## [Work to be completed]
Copy the data exactly as it appears, and do not include any pictures.

# # # # # # #

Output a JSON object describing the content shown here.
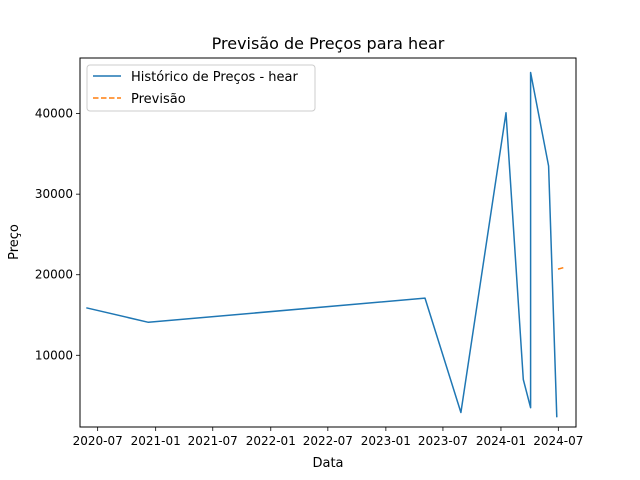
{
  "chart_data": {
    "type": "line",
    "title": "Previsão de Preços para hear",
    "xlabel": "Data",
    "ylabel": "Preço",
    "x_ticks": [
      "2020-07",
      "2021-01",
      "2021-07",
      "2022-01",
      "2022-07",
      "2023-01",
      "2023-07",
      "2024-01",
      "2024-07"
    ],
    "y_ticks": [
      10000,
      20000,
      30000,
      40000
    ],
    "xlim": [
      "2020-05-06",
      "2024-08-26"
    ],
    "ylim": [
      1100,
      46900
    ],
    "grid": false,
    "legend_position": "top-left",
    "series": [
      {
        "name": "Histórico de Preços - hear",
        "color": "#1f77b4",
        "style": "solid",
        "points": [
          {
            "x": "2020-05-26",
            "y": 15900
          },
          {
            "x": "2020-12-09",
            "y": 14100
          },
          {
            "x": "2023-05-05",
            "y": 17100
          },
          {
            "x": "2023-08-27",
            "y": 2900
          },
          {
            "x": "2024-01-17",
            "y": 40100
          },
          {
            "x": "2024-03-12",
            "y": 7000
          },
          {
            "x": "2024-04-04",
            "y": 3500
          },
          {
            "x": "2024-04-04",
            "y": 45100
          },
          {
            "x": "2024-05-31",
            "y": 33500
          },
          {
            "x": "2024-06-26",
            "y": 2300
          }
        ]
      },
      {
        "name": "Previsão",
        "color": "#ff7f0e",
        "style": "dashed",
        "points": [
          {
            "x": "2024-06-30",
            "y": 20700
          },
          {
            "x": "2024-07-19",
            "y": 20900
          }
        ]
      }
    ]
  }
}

# # # # # # #

## [Task solution]
Output a JSON object describing the content shown here.
{
  "chart_data": {
    "type": "line",
    "title": "Previsão de Preços para hear",
    "xlabel": "Data",
    "ylabel": "Preço",
    "x_ticks": [
      "2020-07",
      "2021-01",
      "2021-07",
      "2022-01",
      "2022-07",
      "2023-01",
      "2023-07",
      "2024-01",
      "2024-07"
    ],
    "y_ticks": [
      10000,
      20000,
      30000,
      40000
    ],
    "xlim": [
      "2020-05-06",
      "2024-08-26"
    ],
    "ylim": [
      1100,
      46900
    ],
    "grid": false,
    "legend_position": "top-left",
    "series": [
      {
        "name": "Histórico de Preços - hear",
        "color": "#1f77b4",
        "style": "solid",
        "points": [
          {
            "x": "2020-05-26",
            "y": 15900
          },
          {
            "x": "2020-12-09",
            "y": 14100
          },
          {
            "x": "2023-05-05",
            "y": 17100
          },
          {
            "x": "2023-08-27",
            "y": 2900
          },
          {
            "x": "2024-01-17",
            "y": 40100
          },
          {
            "x": "2024-03-12",
            "y": 7000
          },
          {
            "x": "2024-04-04",
            "y": 3500
          },
          {
            "x": "2024-04-04",
            "y": 45100
          },
          {
            "x": "2024-05-31",
            "y": 33500
          },
          {
            "x": "2024-06-26",
            "y": 2300
          }
        ]
      },
      {
        "name": "Previsão",
        "color": "#ff7f0e",
        "style": "dashed",
        "points": [
          {
            "x": "2024-06-30",
            "y": 20700
          },
          {
            "x": "2024-07-19",
            "y": 20900
          }
        ]
      }
    ]
  }
}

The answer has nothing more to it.